- PROBLEM STATEMENT:
Reproduce the whole listing, character for character.

- LISTING:
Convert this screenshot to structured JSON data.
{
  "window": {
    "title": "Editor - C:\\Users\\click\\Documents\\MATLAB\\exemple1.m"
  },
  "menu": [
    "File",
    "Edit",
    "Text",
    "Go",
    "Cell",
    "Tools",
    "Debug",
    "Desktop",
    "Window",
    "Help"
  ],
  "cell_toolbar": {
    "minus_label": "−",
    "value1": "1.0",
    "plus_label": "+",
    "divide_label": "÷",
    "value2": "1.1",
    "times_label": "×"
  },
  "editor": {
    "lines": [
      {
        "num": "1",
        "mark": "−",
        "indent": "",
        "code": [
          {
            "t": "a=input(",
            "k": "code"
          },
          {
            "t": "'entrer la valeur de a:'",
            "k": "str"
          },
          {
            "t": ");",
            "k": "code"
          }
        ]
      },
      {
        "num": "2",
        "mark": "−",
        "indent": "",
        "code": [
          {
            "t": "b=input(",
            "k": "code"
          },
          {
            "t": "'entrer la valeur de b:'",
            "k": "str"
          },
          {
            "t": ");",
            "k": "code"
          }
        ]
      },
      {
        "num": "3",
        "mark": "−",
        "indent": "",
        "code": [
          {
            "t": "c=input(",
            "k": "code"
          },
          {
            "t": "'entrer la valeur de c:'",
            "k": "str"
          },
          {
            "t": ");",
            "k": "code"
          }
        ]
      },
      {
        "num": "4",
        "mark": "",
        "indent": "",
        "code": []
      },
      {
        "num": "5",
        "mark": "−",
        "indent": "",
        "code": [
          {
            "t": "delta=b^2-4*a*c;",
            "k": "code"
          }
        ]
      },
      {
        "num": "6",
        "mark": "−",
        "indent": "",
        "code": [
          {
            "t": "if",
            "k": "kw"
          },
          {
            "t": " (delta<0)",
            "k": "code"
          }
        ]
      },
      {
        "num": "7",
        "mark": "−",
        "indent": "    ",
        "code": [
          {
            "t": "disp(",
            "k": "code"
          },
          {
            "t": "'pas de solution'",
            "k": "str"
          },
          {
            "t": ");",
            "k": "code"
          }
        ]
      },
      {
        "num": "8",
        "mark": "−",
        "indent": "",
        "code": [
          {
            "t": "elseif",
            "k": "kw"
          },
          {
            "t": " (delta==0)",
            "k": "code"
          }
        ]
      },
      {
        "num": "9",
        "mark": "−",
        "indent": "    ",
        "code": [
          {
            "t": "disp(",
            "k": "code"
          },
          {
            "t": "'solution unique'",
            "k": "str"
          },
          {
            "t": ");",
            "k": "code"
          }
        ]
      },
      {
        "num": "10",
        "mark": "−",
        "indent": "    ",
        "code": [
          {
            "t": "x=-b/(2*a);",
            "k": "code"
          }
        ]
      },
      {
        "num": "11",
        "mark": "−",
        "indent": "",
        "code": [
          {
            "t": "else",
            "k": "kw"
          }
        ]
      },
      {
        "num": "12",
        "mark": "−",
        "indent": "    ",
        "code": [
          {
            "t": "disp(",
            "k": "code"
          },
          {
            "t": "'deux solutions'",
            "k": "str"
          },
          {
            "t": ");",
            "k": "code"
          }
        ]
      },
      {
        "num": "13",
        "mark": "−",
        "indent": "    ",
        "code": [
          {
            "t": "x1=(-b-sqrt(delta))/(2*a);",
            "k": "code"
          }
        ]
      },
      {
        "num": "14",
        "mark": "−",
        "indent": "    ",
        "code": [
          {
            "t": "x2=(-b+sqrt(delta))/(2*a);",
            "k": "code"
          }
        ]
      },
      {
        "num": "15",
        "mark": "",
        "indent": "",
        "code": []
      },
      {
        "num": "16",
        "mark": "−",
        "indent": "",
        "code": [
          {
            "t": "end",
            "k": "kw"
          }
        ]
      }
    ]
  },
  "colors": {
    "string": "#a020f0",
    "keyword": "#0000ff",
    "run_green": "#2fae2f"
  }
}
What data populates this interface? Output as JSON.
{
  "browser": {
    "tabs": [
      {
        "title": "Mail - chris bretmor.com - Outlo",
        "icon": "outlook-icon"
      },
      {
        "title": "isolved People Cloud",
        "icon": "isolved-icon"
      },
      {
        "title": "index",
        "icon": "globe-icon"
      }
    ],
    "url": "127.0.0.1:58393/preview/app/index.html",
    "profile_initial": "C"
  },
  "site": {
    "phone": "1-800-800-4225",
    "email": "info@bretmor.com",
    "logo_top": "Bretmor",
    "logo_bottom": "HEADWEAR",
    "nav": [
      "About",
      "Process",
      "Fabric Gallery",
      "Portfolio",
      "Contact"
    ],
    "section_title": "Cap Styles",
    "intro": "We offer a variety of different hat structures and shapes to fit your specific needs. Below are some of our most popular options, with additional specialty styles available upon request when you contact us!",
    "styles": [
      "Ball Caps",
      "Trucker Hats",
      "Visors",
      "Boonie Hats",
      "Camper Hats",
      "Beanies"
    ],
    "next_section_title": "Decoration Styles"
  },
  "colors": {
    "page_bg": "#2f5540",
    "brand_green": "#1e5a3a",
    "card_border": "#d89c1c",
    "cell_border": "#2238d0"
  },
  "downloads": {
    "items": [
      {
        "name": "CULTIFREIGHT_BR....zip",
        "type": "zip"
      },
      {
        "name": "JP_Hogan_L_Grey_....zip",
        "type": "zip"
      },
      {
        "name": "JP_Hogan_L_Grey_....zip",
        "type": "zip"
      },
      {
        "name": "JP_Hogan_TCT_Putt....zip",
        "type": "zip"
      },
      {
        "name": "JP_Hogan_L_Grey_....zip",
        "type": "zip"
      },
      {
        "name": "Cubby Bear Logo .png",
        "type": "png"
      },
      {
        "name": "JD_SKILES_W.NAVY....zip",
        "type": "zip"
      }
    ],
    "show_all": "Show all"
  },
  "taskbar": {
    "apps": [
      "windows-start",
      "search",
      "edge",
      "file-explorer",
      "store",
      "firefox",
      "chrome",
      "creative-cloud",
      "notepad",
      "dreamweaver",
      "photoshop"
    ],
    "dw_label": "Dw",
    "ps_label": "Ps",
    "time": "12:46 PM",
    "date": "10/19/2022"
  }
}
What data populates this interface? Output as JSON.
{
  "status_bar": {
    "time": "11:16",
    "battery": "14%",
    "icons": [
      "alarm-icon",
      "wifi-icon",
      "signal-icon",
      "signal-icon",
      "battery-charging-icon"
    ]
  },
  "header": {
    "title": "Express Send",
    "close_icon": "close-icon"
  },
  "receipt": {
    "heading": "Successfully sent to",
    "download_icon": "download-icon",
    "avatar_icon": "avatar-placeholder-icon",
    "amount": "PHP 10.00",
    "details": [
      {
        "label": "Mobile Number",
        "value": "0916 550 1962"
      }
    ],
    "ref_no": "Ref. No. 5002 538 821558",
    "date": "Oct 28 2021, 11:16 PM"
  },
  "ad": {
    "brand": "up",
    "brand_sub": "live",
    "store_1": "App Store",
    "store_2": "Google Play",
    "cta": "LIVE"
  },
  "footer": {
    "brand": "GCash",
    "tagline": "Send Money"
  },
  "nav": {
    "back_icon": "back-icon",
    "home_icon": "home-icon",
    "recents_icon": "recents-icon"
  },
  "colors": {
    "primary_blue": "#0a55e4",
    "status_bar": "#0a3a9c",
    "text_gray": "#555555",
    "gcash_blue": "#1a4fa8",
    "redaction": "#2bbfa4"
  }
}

- EXERCISE SOLUTION:
Convert this screenshot to structured JSON data.
{
  "window": {
    "title": "Editor - C:\\Users\\click\\Documents\\MATLAB\\exemple1.m"
  },
  "menu": [
    "File",
    "Edit",
    "Text",
    "Go",
    "Cell",
    "Tools",
    "Debug",
    "Desktop",
    "Window",
    "Help"
  ],
  "cell_toolbar": {
    "minus_label": "−",
    "value1": "1.0",
    "plus_label": "+",
    "divide_label": "÷",
    "value2": "1.1",
    "times_label": "×"
  },
  "editor": {
    "lines": [
      {
        "num": "1",
        "mark": "−",
        "indent": "",
        "code": [
          {
            "t": "a=input(",
            "k": "code"
          },
          {
            "t": "'entrer la valeur de a:'",
            "k": "str"
          },
          {
            "t": ");",
            "k": "code"
          }
        ]
      },
      {
        "num": "2",
        "mark": "−",
        "indent": "",
        "code": [
          {
            "t": "b=input(",
            "k": "code"
          },
          {
            "t": "'entrer la valeur de b:'",
            "k": "str"
          },
          {
            "t": ");",
            "k": "code"
          }
        ]
      },
      {
        "num": "3",
        "mark": "−",
        "indent": "",
        "code": [
          {
            "t": "c=input(",
            "k": "code"
          },
          {
            "t": "'entrer la valeur de c:'",
            "k": "str"
          },
          {
            "t": ");",
            "k": "code"
          }
        ]
      },
      {
        "num": "4",
        "mark": "",
        "indent": "",
        "code": []
      },
      {
        "num": "5",
        "mark": "−",
        "indent": "",
        "code": [
          {
            "t": "delta=b^2-4*a*c;",
            "k": "code"
          }
        ]
      },
      {
        "num": "6",
        "mark": "−",
        "indent": "",
        "code": [
          {
            "t": "if",
            "k": "kw"
          },
          {
            "t": " (delta<0)",
            "k": "code"
          }
        ]
      },
      {
        "num": "7",
        "mark": "−",
        "indent": "    ",
        "code": [
          {
            "t": "disp(",
            "k": "code"
          },
          {
            "t": "'pas de solution'",
            "k": "str"
          },
          {
            "t": ");",
            "k": "code"
          }
        ]
      },
      {
        "num": "8",
        "mark": "−",
        "indent": "",
        "code": [
          {
            "t": "elseif",
            "k": "kw"
          },
          {
            "t": " (delta==0)",
            "k": "code"
          }
        ]
      },
      {
        "num": "9",
        "mark": "−",
        "indent": "    ",
        "code": [
          {
            "t": "disp(",
            "k": "code"
          },
          {
            "t": "'solution unique'",
            "k": "str"
          },
          {
            "t": ");",
            "k": "code"
          }
        ]
      },
      {
        "num": "10",
        "mark": "−",
        "indent": "    ",
        "code": [
          {
            "t": "x=-b/(2*a);",
            "k": "code"
          }
        ]
      },
      {
        "num": "11",
        "mark": "−",
        "indent": "",
        "code": [
          {
            "t": "else",
            "k": "kw"
          }
        ]
      },
      {
        "num": "12",
        "mark": "−",
        "indent": "    ",
        "code": [
          {
            "t": "disp(",
            "k": "code"
          },
          {
            "t": "'deux solutions'",
            "k": "str"
          },
          {
            "t": ");",
            "k": "code"
          }
        ]
      },
      {
        "num": "13",
        "mark": "−",
        "indent": "    ",
        "code": [
          {
            "t": "x1=(-b-sqrt(delta))/(2*a);",
            "k": "code"
          }
        ]
      },
      {
        "num": "14",
        "mark": "−",
        "indent": "    ",
        "code": [
          {
            "t": "x2=(-b+sqrt(delta))/(2*a);",
            "k": "code"
          }
        ]
      },
      {
        "num": "15",
        "mark": "",
        "indent": "",
        "code": []
      },
      {
        "num": "16",
        "mark": "−",
        "indent": "",
        "code": [
          {
            "t": "end",
            "k": "kw"
          }
        ]
      }
    ]
  },
  "colors": {
    "string": "#a020f0",
    "keyword": "#0000ff",
    "run_green": "#2fae2f"
  }
}
What data populates this interface? Output as JSON.
{
  "browser": {
    "tabs": [
      {
        "title": "Mail - chris bretmor.com - Outlo",
        "icon": "outlook-icon"
      },
      {
        "title": "isolved People Cloud",
        "icon": "isolved-icon"
      },
      {
        "title": "index",
        "icon": "globe-icon"
      }
    ],
    "url": "127.0.0.1:58393/preview/app/index.html",
    "profile_initial": "C"
  },
  "site": {
    "phone": "1-800-800-4225",
    "email": "info@bretmor.com",
    "logo_top": "Bretmor",
    "logo_bottom": "HEADWEAR",
    "nav": [
      "About",
      "Process",
      "Fabric Gallery",
      "Portfolio",
      "Contact"
    ],
    "section_title": "Cap Styles",
    "intro": "We offer a variety of different hat structures and shapes to fit your specific needs. Below are some of our most popular options, with additional specialty styles available upon request when you contact us!",
    "styles": [
      "Ball Caps",
      "Trucker Hats",
      "Visors",
      "Boonie Hats",
      "Camper Hats",
      "Beanies"
    ],
    "next_section_title": "Decoration Styles"
  },
  "colors": {
    "page_bg": "#2f5540",
    "brand_green": "#1e5a3a",
    "card_border": "#d89c1c",
    "cell_border": "#2238d0"
  },
  "downloads": {
    "items": [
      {
        "name": "CULTIFREIGHT_BR....zip",
        "type": "zip"
      },
      {
        "name": "JP_Hogan_L_Grey_....zip",
        "type": "zip"
      },
      {
        "name": "JP_Hogan_L_Grey_....zip",
        "type": "zip"
      },
      {
        "name": "JP_Hogan_TCT_Putt....zip",
        "type": "zip"
      },
      {
        "name": "JP_Hogan_L_Grey_....zip",
        "type": "zip"
      },
      {
        "name": "Cubby Bear Logo .png",
        "type": "png"
      },
      {
        "name": "JD_SKILES_W.NAVY....zip",
        "type": "zip"
      }
    ],
    "show_all": "Show all"
  },
  "taskbar": {
    "apps": [
      "windows-start",
      "search",
      "edge",
      "file-explorer",
      "store",
      "firefox",
      "chrome",
      "creative-cloud",
      "notepad",
      "dreamweaver",
      "photoshop"
    ],
    "dw_label": "Dw",
    "ps_label": "Ps",
    "time": "12:46 PM",
    "date": "10/19/2022"
  }
}
What data populates this interface? Output as JSON.
{
  "status_bar": {
    "time": "11:16",
    "battery": "14%",
    "icons": [
      "alarm-icon",
      "wifi-icon",
      "signal-icon",
      "signal-icon",
      "battery-charging-icon"
    ]
  },
  "header": {
    "title": "Express Send",
    "close_icon": "close-icon"
  },
  "receipt": {
    "heading": "Successfully sent to",
    "download_icon": "download-icon",
    "avatar_icon": "avatar-placeholder-icon",
    "amount": "PHP 10.00",
    "details": [
      {
        "label": "Mobile Number",
        "value": "0916 550 1962"
      }
    ],
    "ref_no": "Ref. No. 5002 538 821558",
    "date": "Oct 28 2021, 11:16 PM"
  },
  "ad": {
    "brand": "up",
    "brand_sub": "live",
    "store_1": "App Store",
    "store_2": "Google Play",
    "cta": "LIVE"
  },
  "footer": {
    "brand": "GCash",
    "tagline": "Send Money"
  },
  "nav": {
    "back_icon": "back-icon",
    "home_icon": "home-icon",
    "recents_icon": "recents-icon"
  },
  "colors": {
    "primary_blue": "#0a55e4",
    "status_bar": "#0a3a9c",
    "text_gray": "#555555",
    "gcash_blue": "#1a4fa8",
    "redaction": "#2bbfa4"
  }
}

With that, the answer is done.